* What the task requires *
Each record must be retyped in full. No character may differ.

[Figure dataset records]
.....

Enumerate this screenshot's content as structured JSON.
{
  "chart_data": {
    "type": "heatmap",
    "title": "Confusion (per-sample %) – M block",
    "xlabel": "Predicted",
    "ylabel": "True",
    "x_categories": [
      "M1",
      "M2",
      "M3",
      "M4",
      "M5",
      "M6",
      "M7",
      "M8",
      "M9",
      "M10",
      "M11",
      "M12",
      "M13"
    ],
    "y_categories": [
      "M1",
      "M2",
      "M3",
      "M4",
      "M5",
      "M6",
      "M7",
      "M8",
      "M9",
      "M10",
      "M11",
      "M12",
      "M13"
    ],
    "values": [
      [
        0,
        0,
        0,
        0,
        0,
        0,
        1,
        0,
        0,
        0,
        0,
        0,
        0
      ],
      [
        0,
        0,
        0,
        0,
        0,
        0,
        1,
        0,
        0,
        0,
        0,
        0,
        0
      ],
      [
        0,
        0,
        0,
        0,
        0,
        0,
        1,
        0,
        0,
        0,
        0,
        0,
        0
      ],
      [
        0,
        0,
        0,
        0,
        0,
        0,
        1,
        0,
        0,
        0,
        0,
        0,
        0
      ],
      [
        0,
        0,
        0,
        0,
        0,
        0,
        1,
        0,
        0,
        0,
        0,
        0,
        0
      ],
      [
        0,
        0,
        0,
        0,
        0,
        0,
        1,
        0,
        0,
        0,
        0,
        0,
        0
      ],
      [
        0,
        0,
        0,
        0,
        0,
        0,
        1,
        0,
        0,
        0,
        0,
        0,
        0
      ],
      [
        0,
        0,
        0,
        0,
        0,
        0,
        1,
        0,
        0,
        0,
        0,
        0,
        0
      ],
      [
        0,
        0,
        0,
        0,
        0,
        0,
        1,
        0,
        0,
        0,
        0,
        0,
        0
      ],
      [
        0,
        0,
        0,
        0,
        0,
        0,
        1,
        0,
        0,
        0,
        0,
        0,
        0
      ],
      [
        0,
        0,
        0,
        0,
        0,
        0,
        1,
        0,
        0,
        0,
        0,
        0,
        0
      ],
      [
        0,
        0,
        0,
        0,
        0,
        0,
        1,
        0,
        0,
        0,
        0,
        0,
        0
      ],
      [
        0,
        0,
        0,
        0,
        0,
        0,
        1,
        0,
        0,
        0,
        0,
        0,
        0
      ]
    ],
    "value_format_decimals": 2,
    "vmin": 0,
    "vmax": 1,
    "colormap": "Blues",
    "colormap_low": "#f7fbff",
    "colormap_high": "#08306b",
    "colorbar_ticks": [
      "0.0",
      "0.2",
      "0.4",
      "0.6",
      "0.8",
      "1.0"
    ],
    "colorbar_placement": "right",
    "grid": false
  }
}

.....

* Solution to the exercise *
Enumerate this screenshot's content as structured JSON.
{
  "chart_data": {
    "type": "heatmap",
    "title": "Confusion (per-sample %) – M block",
    "xlabel": "Predicted",
    "ylabel": "True",
    "x_categories": [
      "M1",
      "M2",
      "M3",
      "M4",
      "M5",
      "M6",
      "M7",
      "M8",
      "M9",
      "M10",
      "M11",
      "M12",
      "M13"
    ],
    "y_categories": [
      "M1",
      "M2",
      "M3",
      "M4",
      "M5",
      "M6",
      "M7",
      "M8",
      "M9",
      "M10",
      "M11",
      "M12",
      "M13"
    ],
    "values": [
      [
        0,
        0,
        0,
        0,
        0,
        0,
        1,
        0,
        0,
        0,
        0,
        0,
        0
      ],
      [
        0,
        0,
        0,
        0,
        0,
        0,
        1,
        0,
        0,
        0,
        0,
        0,
        0
      ],
      [
        0,
        0,
        0,
        0,
        0,
        0,
        1,
        0,
        0,
        0,
        0,
        0,
        0
      ],
      [
        0,
        0,
        0,
        0,
        0,
        0,
        1,
        0,
        0,
        0,
        0,
        0,
        0
      ],
      [
        0,
        0,
        0,
        0,
        0,
        0,
        1,
        0,
        0,
        0,
        0,
        0,
        0
      ],
      [
        0,
        0,
        0,
        0,
        0,
        0,
        1,
        0,
        0,
        0,
        0,
        0,
        0
      ],
      [
        0,
        0,
        0,
        0,
        0,
        0,
        1,
        0,
        0,
        0,
        0,
        0,
        0
      ],
      [
        0,
        0,
        0,
        0,
        0,
        0,
        1,
        0,
        0,
        0,
        0,
        0,
        0
      ],
      [
        0,
        0,
        0,
        0,
        0,
        0,
        1,
        0,
        0,
        0,
        0,
        0,
        0
      ],
      [
        0,
        0,
        0,
        0,
        0,
        0,
        1,
        0,
        0,
        0,
        0,
        0,
        0
      ],
      [
        0,
        0,
        0,
        0,
        0,
        0,
        1,
        0,
        0,
        0,
        0,
        0,
        0
      ],
      [
        0,
        0,
        0,
        0,
        0,
        0,
        1,
        0,
        0,
        0,
        0,
        0,
        0
      ],
      [
        0,
        0,
        0,
        0,
        0,
        0,
        1,
        0,
        0,
        0,
        0,
        0,
        0
      ]
    ],
    "value_format_decimals": 2,
    "vmin": 0,
    "vmax": 1,
    "colormap": "Blues",
    "colormap_low": "#f7fbff",
    "colormap_high": "#08306b",
    "colorbar_ticks": [
      "0.0",
      "0.2",
      "0.4",
      "0.6",
      "0.8",
      "1.0"
    ],
    "colorbar_placement": "right",
    "grid": false
  }
}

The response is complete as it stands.